- _Stored rows_
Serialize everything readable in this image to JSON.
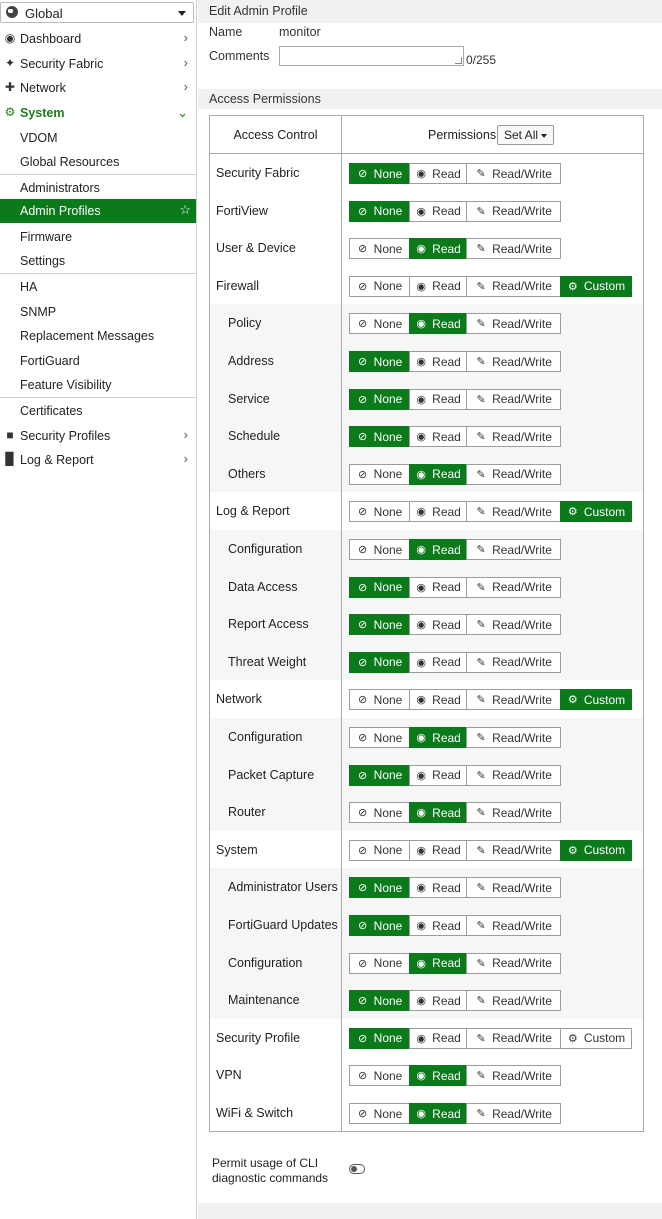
{
  "sidebar": {
    "vdom_select": "Global",
    "items": [
      {
        "label": "Dashboard",
        "icon": "dashboard-icon"
      },
      {
        "label": "Security Fabric",
        "icon": "security-fabric-icon"
      },
      {
        "label": "Network",
        "icon": "network-icon"
      },
      {
        "label": "System",
        "icon": "gear-icon"
      },
      {
        "label": "VDOM"
      },
      {
        "label": "Global Resources"
      },
      {
        "label": "Administrators"
      },
      {
        "label": "Admin Profiles"
      },
      {
        "label": "Firmware"
      },
      {
        "label": "Settings"
      },
      {
        "label": "HA"
      },
      {
        "label": "SNMP"
      },
      {
        "label": "Replacement Messages"
      },
      {
        "label": "FortiGuard"
      },
      {
        "label": "Feature Visibility"
      },
      {
        "label": "Certificates"
      },
      {
        "label": "Security Profiles",
        "icon": "lock-icon"
      },
      {
        "label": "Log & Report",
        "icon": "bar-chart-icon"
      }
    ]
  },
  "main": {
    "title": "Edit Admin Profile",
    "name_label": "Name",
    "name_value": "monitor",
    "comments_label": "Comments",
    "comments_value": "",
    "comments_counter": "0/255",
    "section_title": "Access Permissions",
    "table": {
      "col_access": "Access Control",
      "col_permissions": "Permissions",
      "set_all": "Set All",
      "button_labels": {
        "none": "None",
        "read": "Read",
        "rw": "Read/Write",
        "custom": "Custom"
      },
      "rows": [
        {
          "name": "Security Fabric",
          "child": false,
          "selected": "none",
          "custom": false
        },
        {
          "name": "FortiView",
          "child": false,
          "selected": "none",
          "custom": false
        },
        {
          "name": "User & Device",
          "child": false,
          "selected": "read",
          "custom": false
        },
        {
          "name": "Firewall",
          "child": false,
          "selected": "custom",
          "custom": true
        },
        {
          "name": "Policy",
          "child": true,
          "selected": "read",
          "custom": false
        },
        {
          "name": "Address",
          "child": true,
          "selected": "none",
          "custom": false
        },
        {
          "name": "Service",
          "child": true,
          "selected": "none",
          "custom": false
        },
        {
          "name": "Schedule",
          "child": true,
          "selected": "none",
          "custom": false
        },
        {
          "name": "Others",
          "child": true,
          "selected": "read",
          "custom": false
        },
        {
          "name": "Log & Report",
          "child": false,
          "selected": "custom",
          "custom": true
        },
        {
          "name": "Configuration",
          "child": true,
          "selected": "read",
          "custom": false
        },
        {
          "name": "Data Access",
          "child": true,
          "selected": "none",
          "custom": false
        },
        {
          "name": "Report Access",
          "child": true,
          "selected": "none",
          "custom": false
        },
        {
          "name": "Threat Weight",
          "child": true,
          "selected": "none",
          "custom": false
        },
        {
          "name": "Network",
          "child": false,
          "selected": "custom",
          "custom": true
        },
        {
          "name": "Configuration",
          "child": true,
          "selected": "read",
          "custom": false
        },
        {
          "name": "Packet Capture",
          "child": true,
          "selected": "none",
          "custom": false
        },
        {
          "name": "Router",
          "child": true,
          "selected": "read",
          "custom": false
        },
        {
          "name": "System",
          "child": false,
          "selected": "custom",
          "custom": true
        },
        {
          "name": "Administrator Users",
          "child": true,
          "selected": "none",
          "custom": false
        },
        {
          "name": "FortiGuard Updates",
          "child": true,
          "selected": "none",
          "custom": false
        },
        {
          "name": "Configuration",
          "child": true,
          "selected": "read",
          "custom": false
        },
        {
          "name": "Maintenance",
          "child": true,
          "selected": "none",
          "custom": false
        },
        {
          "name": "Security Profile",
          "child": false,
          "selected": "none",
          "custom": true
        },
        {
          "name": "VPN",
          "child": false,
          "selected": "read",
          "custom": false
        },
        {
          "name": "WiFi & Switch",
          "child": false,
          "selected": "read",
          "custom": false
        }
      ]
    },
    "cli_label": "Permit usage of CLI diagnostic commands",
    "cli_enabled": false,
    "colors": {
      "accent": "#0a7a1a",
      "section_bg": "#f1f1f1"
    }
  }
}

- _Objective_
Omit the pictures. Output every record above word for word.

- _Task output_
Serialize everything readable in this image to JSON.
{
  "sidebar": {
    "vdom_select": "Global",
    "items": [
      {
        "label": "Dashboard",
        "icon": "dashboard-icon"
      },
      {
        "label": "Security Fabric",
        "icon": "security-fabric-icon"
      },
      {
        "label": "Network",
        "icon": "network-icon"
      },
      {
        "label": "System",
        "icon": "gear-icon"
      },
      {
        "label": "VDOM"
      },
      {
        "label": "Global Resources"
      },
      {
        "label": "Administrators"
      },
      {
        "label": "Admin Profiles"
      },
      {
        "label": "Firmware"
      },
      {
        "label": "Settings"
      },
      {
        "label": "HA"
      },
      {
        "label": "SNMP"
      },
      {
        "label": "Replacement Messages"
      },
      {
        "label": "FortiGuard"
      },
      {
        "label": "Feature Visibility"
      },
      {
        "label": "Certificates"
      },
      {
        "label": "Security Profiles",
        "icon": "lock-icon"
      },
      {
        "label": "Log & Report",
        "icon": "bar-chart-icon"
      }
    ]
  },
  "main": {
    "title": "Edit Admin Profile",
    "name_label": "Name",
    "name_value": "monitor",
    "comments_label": "Comments",
    "comments_value": "",
    "comments_counter": "0/255",
    "section_title": "Access Permissions",
    "table": {
      "col_access": "Access Control",
      "col_permissions": "Permissions",
      "set_all": "Set All",
      "button_labels": {
        "none": "None",
        "read": "Read",
        "rw": "Read/Write",
        "custom": "Custom"
      },
      "rows": [
        {
          "name": "Security Fabric",
          "child": false,
          "selected": "none",
          "custom": false
        },
        {
          "name": "FortiView",
          "child": false,
          "selected": "none",
          "custom": false
        },
        {
          "name": "User & Device",
          "child": false,
          "selected": "read",
          "custom": false
        },
        {
          "name": "Firewall",
          "child": false,
          "selected": "custom",
          "custom": true
        },
        {
          "name": "Policy",
          "child": true,
          "selected": "read",
          "custom": false
        },
        {
          "name": "Address",
          "child": true,
          "selected": "none",
          "custom": false
        },
        {
          "name": "Service",
          "child": true,
          "selected": "none",
          "custom": false
        },
        {
          "name": "Schedule",
          "child": true,
          "selected": "none",
          "custom": false
        },
        {
          "name": "Others",
          "child": true,
          "selected": "read",
          "custom": false
        },
        {
          "name": "Log & Report",
          "child": false,
          "selected": "custom",
          "custom": true
        },
        {
          "name": "Configuration",
          "child": true,
          "selected": "read",
          "custom": false
        },
        {
          "name": "Data Access",
          "child": true,
          "selected": "none",
          "custom": false
        },
        {
          "name": "Report Access",
          "child": true,
          "selected": "none",
          "custom": false
        },
        {
          "name": "Threat Weight",
          "child": true,
          "selected": "none",
          "custom": false
        },
        {
          "name": "Network",
          "child": false,
          "selected": "custom",
          "custom": true
        },
        {
          "name": "Configuration",
          "child": true,
          "selected": "read",
          "custom": false
        },
        {
          "name": "Packet Capture",
          "child": true,
          "selected": "none",
          "custom": false
        },
        {
          "name": "Router",
          "child": true,
          "selected": "read",
          "custom": false
        },
        {
          "name": "System",
          "child": false,
          "selected": "custom",
          "custom": true
        },
        {
          "name": "Administrator Users",
          "child": true,
          "selected": "none",
          "custom": false
        },
        {
          "name": "FortiGuard Updates",
          "child": true,
          "selected": "none",
          "custom": false
        },
        {
          "name": "Configuration",
          "child": true,
          "selected": "read",
          "custom": false
        },
        {
          "name": "Maintenance",
          "child": true,
          "selected": "none",
          "custom": false
        },
        {
          "name": "Security Profile",
          "child": false,
          "selected": "none",
          "custom": true
        },
        {
          "name": "VPN",
          "child": false,
          "selected": "read",
          "custom": false
        },
        {
          "name": "WiFi & Switch",
          "child": false,
          "selected": "read",
          "custom": false
        }
      ]
    },
    "cli_label": "Permit usage of CLI diagnostic commands",
    "cli_enabled": false,
    "colors": {
      "accent": "#0a7a1a",
      "section_bg": "#f1f1f1"
    }
  }
}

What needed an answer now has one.